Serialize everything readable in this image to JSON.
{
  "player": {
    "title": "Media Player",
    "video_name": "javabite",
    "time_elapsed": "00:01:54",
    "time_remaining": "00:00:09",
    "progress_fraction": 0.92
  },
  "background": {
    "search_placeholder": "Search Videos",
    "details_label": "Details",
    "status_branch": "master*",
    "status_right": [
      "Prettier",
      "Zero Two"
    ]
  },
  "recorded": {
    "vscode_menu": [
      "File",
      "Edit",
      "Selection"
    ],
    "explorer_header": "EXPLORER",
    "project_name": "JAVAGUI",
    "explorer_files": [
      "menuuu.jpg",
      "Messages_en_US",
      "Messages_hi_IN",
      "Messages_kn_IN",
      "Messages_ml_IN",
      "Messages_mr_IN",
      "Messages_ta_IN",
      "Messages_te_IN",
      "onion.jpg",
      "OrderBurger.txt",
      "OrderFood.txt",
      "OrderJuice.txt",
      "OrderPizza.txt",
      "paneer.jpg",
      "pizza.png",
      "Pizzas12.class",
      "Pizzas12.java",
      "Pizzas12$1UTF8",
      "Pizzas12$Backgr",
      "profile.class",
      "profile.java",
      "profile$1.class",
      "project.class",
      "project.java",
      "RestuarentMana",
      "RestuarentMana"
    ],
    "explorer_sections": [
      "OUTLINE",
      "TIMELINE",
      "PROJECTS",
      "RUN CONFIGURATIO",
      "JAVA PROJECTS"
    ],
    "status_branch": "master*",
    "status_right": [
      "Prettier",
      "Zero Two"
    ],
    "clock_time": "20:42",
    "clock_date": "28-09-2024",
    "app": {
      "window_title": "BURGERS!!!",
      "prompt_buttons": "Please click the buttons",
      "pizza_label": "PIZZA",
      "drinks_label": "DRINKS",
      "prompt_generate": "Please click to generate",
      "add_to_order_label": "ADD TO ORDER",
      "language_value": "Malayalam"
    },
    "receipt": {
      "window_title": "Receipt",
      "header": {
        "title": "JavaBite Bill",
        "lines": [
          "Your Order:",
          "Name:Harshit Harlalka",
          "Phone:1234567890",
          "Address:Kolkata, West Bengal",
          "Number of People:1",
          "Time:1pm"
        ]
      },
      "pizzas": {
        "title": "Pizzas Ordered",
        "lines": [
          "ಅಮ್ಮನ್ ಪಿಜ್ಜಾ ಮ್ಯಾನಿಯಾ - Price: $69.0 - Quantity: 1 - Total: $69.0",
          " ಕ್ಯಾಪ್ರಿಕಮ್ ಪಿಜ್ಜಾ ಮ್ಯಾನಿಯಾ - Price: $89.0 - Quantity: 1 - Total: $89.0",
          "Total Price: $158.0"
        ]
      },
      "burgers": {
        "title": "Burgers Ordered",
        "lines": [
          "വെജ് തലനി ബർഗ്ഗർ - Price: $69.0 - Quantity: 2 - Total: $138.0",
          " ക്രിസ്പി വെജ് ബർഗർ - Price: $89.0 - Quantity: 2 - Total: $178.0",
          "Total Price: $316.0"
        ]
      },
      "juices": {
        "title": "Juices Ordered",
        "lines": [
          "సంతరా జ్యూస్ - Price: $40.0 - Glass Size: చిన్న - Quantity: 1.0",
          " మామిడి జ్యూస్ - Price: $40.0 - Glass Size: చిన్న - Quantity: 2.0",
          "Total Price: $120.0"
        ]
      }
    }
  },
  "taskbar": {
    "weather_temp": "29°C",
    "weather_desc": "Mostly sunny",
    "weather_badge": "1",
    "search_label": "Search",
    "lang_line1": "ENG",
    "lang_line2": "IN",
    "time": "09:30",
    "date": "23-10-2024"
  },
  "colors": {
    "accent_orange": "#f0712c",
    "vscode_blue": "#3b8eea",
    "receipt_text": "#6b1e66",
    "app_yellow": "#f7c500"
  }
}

*Goal*. Go through the listing and print each line exactly as it appears.

*The result*.
Serialize everything readable in this image to JSON.
{
  "player": {
    "title": "Media Player",
    "video_name": "javabite",
    "time_elapsed": "00:01:54",
    "time_remaining": "00:00:09",
    "progress_fraction": 0.92
  },
  "background": {
    "search_placeholder": "Search Videos",
    "details_label": "Details",
    "status_branch": "master*",
    "status_right": [
      "Prettier",
      "Zero Two"
    ]
  },
  "recorded": {
    "vscode_menu": [
      "File",
      "Edit",
      "Selection"
    ],
    "explorer_header": "EXPLORER",
    "project_name": "JAVAGUI",
    "explorer_files": [
      "menuuu.jpg",
      "Messages_en_US",
      "Messages_hi_IN",
      "Messages_kn_IN",
      "Messages_ml_IN",
      "Messages_mr_IN",
      "Messages_ta_IN",
      "Messages_te_IN",
      "onion.jpg",
      "OrderBurger.txt",
      "OrderFood.txt",
      "OrderJuice.txt",
      "OrderPizza.txt",
      "paneer.jpg",
      "pizza.png",
      "Pizzas12.class",
      "Pizzas12.java",
      "Pizzas12$1UTF8",
      "Pizzas12$Backgr",
      "profile.class",
      "profile.java",
      "profile$1.class",
      "project.class",
      "project.java",
      "RestuarentMana",
      "RestuarentMana"
    ],
    "explorer_sections": [
      "OUTLINE",
      "TIMELINE",
      "PROJECTS",
      "RUN CONFIGURATIO",
      "JAVA PROJECTS"
    ],
    "status_branch": "master*",
    "status_right": [
      "Prettier",
      "Zero Two"
    ],
    "clock_time": "20:42",
    "clock_date": "28-09-2024",
    "app": {
      "window_title": "BURGERS!!!",
      "prompt_buttons": "Please click the buttons",
      "pizza_label": "PIZZA",
      "drinks_label": "DRINKS",
      "prompt_generate": "Please click to generate",
      "add_to_order_label": "ADD TO ORDER",
      "language_value": "Malayalam"
    },
    "receipt": {
      "window_title": "Receipt",
      "header": {
        "title": "JavaBite Bill",
        "lines": [
          "Your Order:",
          "Name:Harshit Harlalka",
          "Phone:1234567890",
          "Address:Kolkata, West Bengal",
          "Number of People:1",
          "Time:1pm"
        ]
      },
      "pizzas": {
        "title": "Pizzas Ordered",
        "lines": [
          "ಅಮ್ಮನ್ ಪಿಜ್ಜಾ ಮ್ಯಾನಿಯಾ - Price: $69.0 - Quantity: 1 - Total: $69.0",
          " ಕ್ಯಾಪ್ರಿಕಮ್ ಪಿಜ್ಜಾ ಮ್ಯಾನಿಯಾ - Price: $89.0 - Quantity: 1 - Total: $89.0",
          "Total Price: $158.0"
        ]
      },
      "burgers": {
        "title": "Burgers Ordered",
        "lines": [
          "വെജ് തലനി ബർഗ്ഗർ - Price: $69.0 - Quantity: 2 - Total: $138.0",
          " ക്രിസ്പി വെജ് ബർഗർ - Price: $89.0 - Quantity: 2 - Total: $178.0",
          "Total Price: $316.0"
        ]
      },
      "juices": {
        "title": "Juices Ordered",
        "lines": [
          "సంతరా జ్యూస్ - Price: $40.0 - Glass Size: చిన్న - Quantity: 1.0",
          " మామిడి జ్యూస్ - Price: $40.0 - Glass Size: చిన్న - Quantity: 2.0",
          "Total Price: $120.0"
        ]
      }
    }
  },
  "taskbar": {
    "weather_temp": "29°C",
    "weather_desc": "Mostly sunny",
    "weather_badge": "1",
    "search_label": "Search",
    "lang_line1": "ENG",
    "lang_line2": "IN",
    "time": "09:30",
    "date": "23-10-2024"
  },
  "colors": {
    "accent_orange": "#f0712c",
    "vscode_blue": "#3b8eea",
    "receipt_text": "#6b1e66",
    "app_yellow": "#f7c500"
  }
}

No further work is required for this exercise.